» Stated goal: Locate the word "this" in the material, then show every line that holds it.

Saved data entries:
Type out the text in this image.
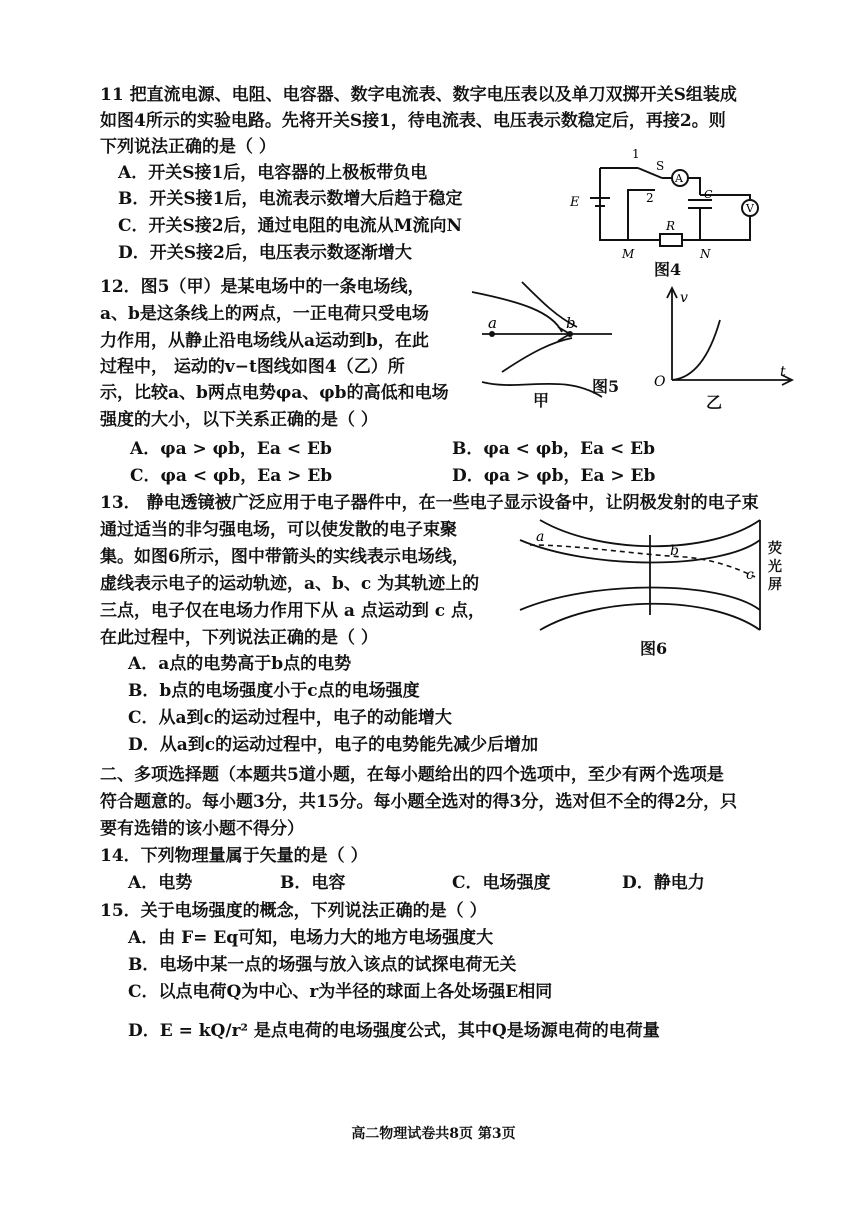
11 把直流电源、电阻、电容器、数字电流表、数字电压表以及单刀双掷开关S组装成
如图4所示的实验电路。先将开关S接1，待电流表、电压表示数稳定后，再接2。则
下列说法正确的是（ ）
A．开关S接1后，电容器的上极板带负电
B．开关S接1后，电流表示数增大后趋于稳定
C．开关S接2后，通过电阻的电流从M流向N
D．开关S接2后，电压表示数逐渐增大
E
1
S
2
A
V
C
R
M	N
图4
12．图5（甲）是某电场中的一条电场线，
a、b是这条线上的两点，一正电荷只受电场
力作用，从静止沿电场线从a运动到b，在此
过程中， 运动的v−t图线如图4（乙）所
示，比较a、b两点电势φa、φb的高低和电场
强度的大小，以下关系正确的是（ ）
a	b
图5
甲
v
t
O
乙
A．φa > φb，Ea < Eb	B．φa < φb，Ea < Eb
C．φa < φb，Ea > Eb	D．φa > φb，Ea > Eb
13． 静电透镜被广泛应用于电子器件中，在一些电子显示设备中，让阴极发射的电子束
通过适当的非匀强电场，可以使发散的电子束聚
集。如图6所示，图中带箭头的实线表示电场线，
虚线表示电子的运动轨迹，a、b、c 为其轨迹上的
三点，电子仅在电场力作用下从 a 点运动到 c 点，
在此过程中，下列说法正确的是（ ）
A．a点的电势高于b点的电势
B．b点的电场强度小于c点的电场强度
C．从a到c的运动过程中，电子的动能增大
D．从a到c的运动过程中，电子的电势能先减少后增加
a
b
c
荧光屏
图6
二、多项选择题（本题共5道小题，在每小题给出的四个选项中，至少有两个选项是
符合题意的。每小题3分，共15分。每小题全选对的得3分，选对但不全的得2分，只
要有选错的该小题不得分）
14．下列物理量属于矢量的是（ ）
A．电势	B．电容	C．电场强度	D．静电力
15．关于电场强度的概念，下列说法正确的是（ ）
A．由 F= Eq可知，电场力大的地方电场强度大
B．电场中某一点的场强与放入该点的试探电荷无关
C．以点电荷Q为中心、r为半径的球面上各处场强E相同
D．E = kQ/r² 是点电荷的电场强度公式，其中Q是场源电荷的电荷量
高二物理试卷共8页 第3页
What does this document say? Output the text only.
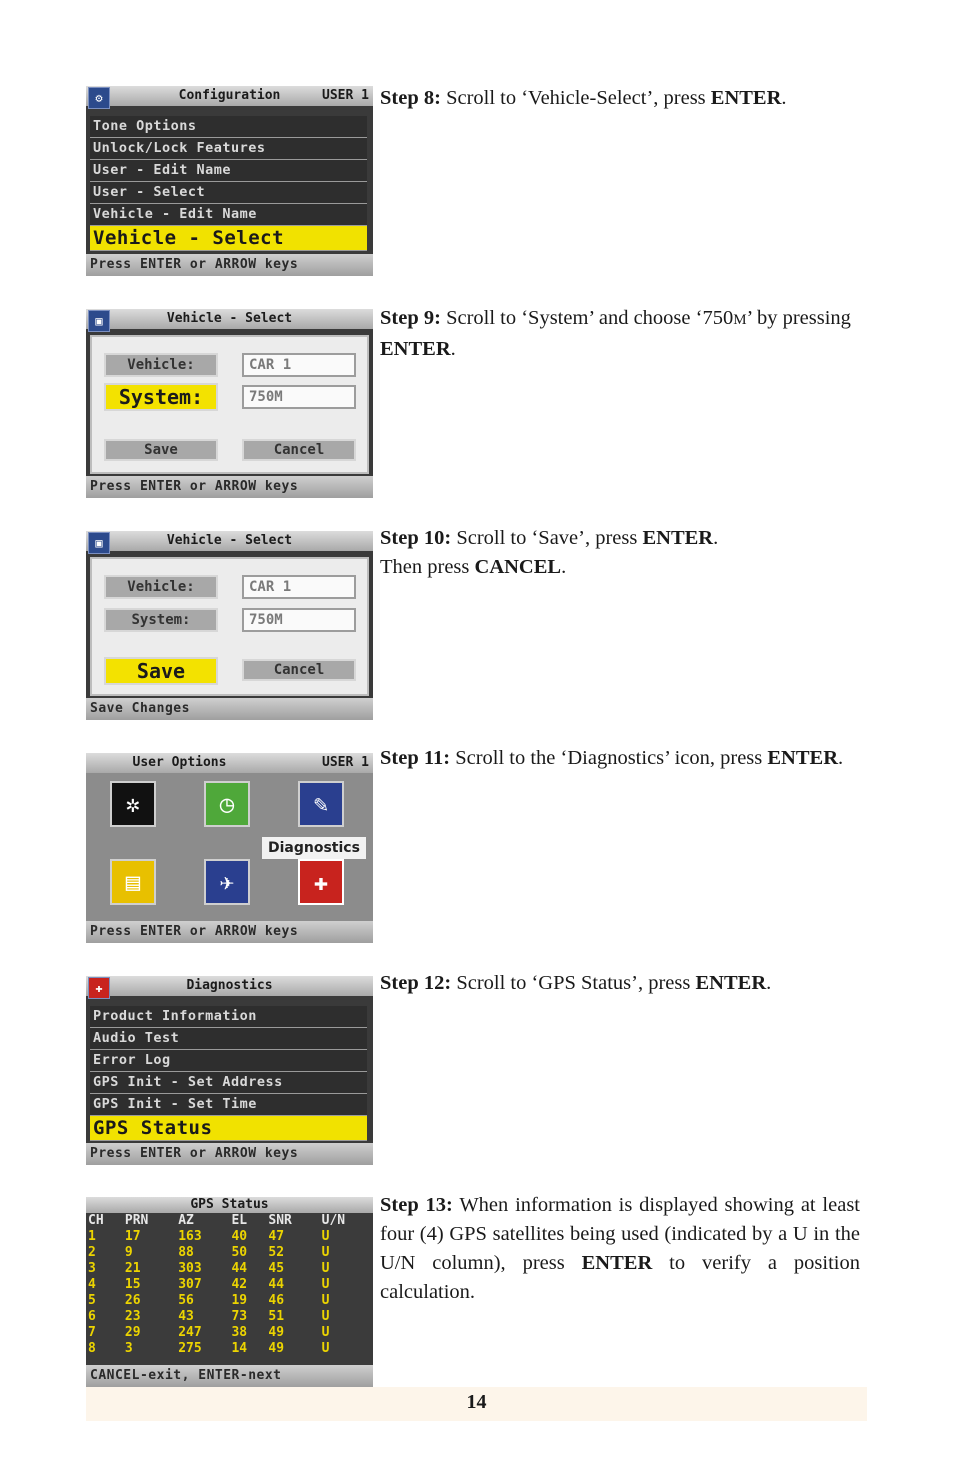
⚙	Configuration	USER 1
Tone Options
Unlock/Lock Features
User - Edit Name
User - Select
Vehicle - Edit Name
Vehicle - Select
Press ENTER or ARROW keys
▣	Vehicle - Select
Vehicle:	CAR 1
System:	750M
Save	Cancel
Press ENTER or ARROW keys
▣	Vehicle - Select
Vehicle:	CAR 1
System:	750M
Save	Cancel
Save Changes
User Options	USER 1
✲	◷	✎
Diagnostics
▤	✈	✚
Press ENTER or ARROW keys
✚	Diagnostics
Product Information
Audio Test
Error Log
GPS Init - Set Address
GPS Init - Set Time
GPS Status
Press ENTER or ARROW keys
GPS Status
CH	PRN	AZ	EL	SNR	U/N
1	17	163	40	47	U
2	9	88	50	52	U
3	21	303	44	45	U
4	15	307	42	44	U
5	26	56	19	46	U
6	23	43	73	51	U
7	29	247	38	49	U
8	3	275	14	49	U
CANCEL-exit, ENTER-next
Step 8: Scroll to ‘Vehicle-Select’, press ENTER.
Step 9: Scroll to ‘System’ and choose ‘750M’ by pressing ENTER.
Step 10: Scroll to ‘Save’, press ENTER.
Then press CANCEL.
Step 11: Scroll to the ‘Diagnostics’ icon, press ENTER.
Step 12: Scroll to ‘GPS Status’, press ENTER.
Step 13: When information is displayed showing at least four (4) GPS satellites being used (indicated by a U in the U/N column), press ENTER to verify a position calculation.
14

» Answer to the exercise:
Type out the text in this image.
What does this document say? Output the text only.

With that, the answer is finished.